Problem to work on:
Every entry must be duplicated precisely as written.
-*-
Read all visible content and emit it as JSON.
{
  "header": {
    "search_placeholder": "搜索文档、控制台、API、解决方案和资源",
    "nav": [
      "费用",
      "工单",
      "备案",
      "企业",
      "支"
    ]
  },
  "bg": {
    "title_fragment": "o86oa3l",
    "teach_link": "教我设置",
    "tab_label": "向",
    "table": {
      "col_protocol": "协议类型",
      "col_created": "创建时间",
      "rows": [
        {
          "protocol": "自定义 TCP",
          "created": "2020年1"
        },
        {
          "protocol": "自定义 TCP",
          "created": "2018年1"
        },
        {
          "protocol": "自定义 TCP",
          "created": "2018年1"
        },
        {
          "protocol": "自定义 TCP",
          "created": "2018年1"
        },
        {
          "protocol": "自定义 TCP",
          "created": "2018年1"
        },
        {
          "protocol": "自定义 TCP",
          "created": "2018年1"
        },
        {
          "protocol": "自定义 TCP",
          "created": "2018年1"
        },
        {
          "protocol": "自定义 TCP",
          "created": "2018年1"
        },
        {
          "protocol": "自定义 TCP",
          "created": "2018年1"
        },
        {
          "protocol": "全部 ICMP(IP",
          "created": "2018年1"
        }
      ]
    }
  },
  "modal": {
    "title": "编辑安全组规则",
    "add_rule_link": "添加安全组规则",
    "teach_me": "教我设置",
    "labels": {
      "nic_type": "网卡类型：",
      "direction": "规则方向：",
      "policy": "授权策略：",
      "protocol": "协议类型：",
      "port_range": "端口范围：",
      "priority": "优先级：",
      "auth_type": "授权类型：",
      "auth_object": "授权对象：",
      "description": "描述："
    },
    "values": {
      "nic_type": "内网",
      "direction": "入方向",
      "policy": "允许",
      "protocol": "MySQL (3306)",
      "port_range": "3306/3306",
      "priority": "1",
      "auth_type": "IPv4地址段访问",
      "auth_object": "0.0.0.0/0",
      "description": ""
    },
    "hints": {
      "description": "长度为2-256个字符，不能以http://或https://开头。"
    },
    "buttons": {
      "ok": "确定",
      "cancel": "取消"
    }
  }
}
-*-
Response to the exercise:
Read all visible content and emit it as JSON.
{
  "header": {
    "search_placeholder": "搜索文档、控制台、API、解决方案和资源",
    "nav": [
      "费用",
      "工单",
      "备案",
      "企业",
      "支"
    ]
  },
  "bg": {
    "title_fragment": "o86oa3l",
    "teach_link": "教我设置",
    "tab_label": "向",
    "table": {
      "col_protocol": "协议类型",
      "col_created": "创建时间",
      "rows": [
        {
          "protocol": "自定义 TCP",
          "created": "2020年1"
        },
        {
          "protocol": "自定义 TCP",
          "created": "2018年1"
        },
        {
          "protocol": "自定义 TCP",
          "created": "2018年1"
        },
        {
          "protocol": "自定义 TCP",
          "created": "2018年1"
        },
        {
          "protocol": "自定义 TCP",
          "created": "2018年1"
        },
        {
          "protocol": "自定义 TCP",
          "created": "2018年1"
        },
        {
          "protocol": "自定义 TCP",
          "created": "2018年1"
        },
        {
          "protocol": "自定义 TCP",
          "created": "2018年1"
        },
        {
          "protocol": "自定义 TCP",
          "created": "2018年1"
        },
        {
          "protocol": "全部 ICMP(IP",
          "created": "2018年1"
        }
      ]
    }
  },
  "modal": {
    "title": "编辑安全组规则",
    "add_rule_link": "添加安全组规则",
    "teach_me": "教我设置",
    "labels": {
      "nic_type": "网卡类型：",
      "direction": "规则方向：",
      "policy": "授权策略：",
      "protocol": "协议类型：",
      "port_range": "端口范围：",
      "priority": "优先级：",
      "auth_type": "授权类型：",
      "auth_object": "授权对象：",
      "description": "描述："
    },
    "values": {
      "nic_type": "内网",
      "direction": "入方向",
      "policy": "允许",
      "protocol": "MySQL (3306)",
      "port_range": "3306/3306",
      "priority": "1",
      "auth_type": "IPv4地址段访问",
      "auth_object": "0.0.0.0/0",
      "description": ""
    },
    "hints": {
      "description": "长度为2-256个字符，不能以http://或https://开头。"
    },
    "buttons": {
      "ok": "确定",
      "cancel": "取消"
    }
  }
}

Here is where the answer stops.